Entries with figure data
**********

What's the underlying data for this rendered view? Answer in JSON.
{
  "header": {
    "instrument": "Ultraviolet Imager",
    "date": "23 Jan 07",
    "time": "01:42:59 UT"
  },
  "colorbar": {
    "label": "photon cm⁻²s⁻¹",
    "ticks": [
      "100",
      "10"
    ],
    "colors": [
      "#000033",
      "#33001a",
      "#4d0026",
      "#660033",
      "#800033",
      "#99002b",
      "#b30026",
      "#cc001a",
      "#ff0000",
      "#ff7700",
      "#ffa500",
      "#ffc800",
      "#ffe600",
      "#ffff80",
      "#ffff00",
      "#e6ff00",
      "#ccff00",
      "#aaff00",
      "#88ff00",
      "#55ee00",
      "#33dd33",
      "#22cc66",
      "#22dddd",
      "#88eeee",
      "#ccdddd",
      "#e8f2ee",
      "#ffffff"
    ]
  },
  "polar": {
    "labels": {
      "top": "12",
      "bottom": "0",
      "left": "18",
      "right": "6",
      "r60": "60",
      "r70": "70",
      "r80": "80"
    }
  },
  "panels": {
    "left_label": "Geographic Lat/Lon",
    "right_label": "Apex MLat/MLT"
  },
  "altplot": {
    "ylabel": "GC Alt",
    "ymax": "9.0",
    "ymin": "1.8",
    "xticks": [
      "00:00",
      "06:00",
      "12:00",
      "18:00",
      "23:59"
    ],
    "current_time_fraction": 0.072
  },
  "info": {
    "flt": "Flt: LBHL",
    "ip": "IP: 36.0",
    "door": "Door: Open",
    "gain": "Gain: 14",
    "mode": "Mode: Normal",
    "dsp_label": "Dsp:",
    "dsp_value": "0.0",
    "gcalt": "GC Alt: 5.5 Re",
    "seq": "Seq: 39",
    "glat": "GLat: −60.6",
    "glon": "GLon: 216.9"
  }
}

**********

▸ **EXERCISE GOAL**
Exactly reproduce every line of the data above.

▸ **SOLUTION FOR THIS TASK**
What's the underlying data for this rendered view? Answer in JSON.
{
  "header": {
    "instrument": "Ultraviolet Imager",
    "date": "23 Jan 07",
    "time": "01:42:59 UT"
  },
  "colorbar": {
    "label": "photon cm⁻²s⁻¹",
    "ticks": [
      "100",
      "10"
    ],
    "colors": [
      "#000033",
      "#33001a",
      "#4d0026",
      "#660033",
      "#800033",
      "#99002b",
      "#b30026",
      "#cc001a",
      "#ff0000",
      "#ff7700",
      "#ffa500",
      "#ffc800",
      "#ffe600",
      "#ffff80",
      "#ffff00",
      "#e6ff00",
      "#ccff00",
      "#aaff00",
      "#88ff00",
      "#55ee00",
      "#33dd33",
      "#22cc66",
      "#22dddd",
      "#88eeee",
      "#ccdddd",
      "#e8f2ee",
      "#ffffff"
    ]
  },
  "polar": {
    "labels": {
      "top": "12",
      "bottom": "0",
      "left": "18",
      "right": "6",
      "r60": "60",
      "r70": "70",
      "r80": "80"
    }
  },
  "panels": {
    "left_label": "Geographic Lat/Lon",
    "right_label": "Apex MLat/MLT"
  },
  "altplot": {
    "ylabel": "GC Alt",
    "ymax": "9.0",
    "ymin": "1.8",
    "xticks": [
      "00:00",
      "06:00",
      "12:00",
      "18:00",
      "23:59"
    ],
    "current_time_fraction": 0.072
  },
  "info": {
    "flt": "Flt: LBHL",
    "ip": "IP: 36.0",
    "door": "Door: Open",
    "gain": "Gain: 14",
    "mode": "Mode: Normal",
    "dsp_label": "Dsp:",
    "dsp_value": "0.0",
    "gcalt": "GC Alt: 5.5 Re",
    "seq": "Seq: 39",
    "glat": "GLat: −60.6",
    "glon": "GLon: 216.9"
  }
}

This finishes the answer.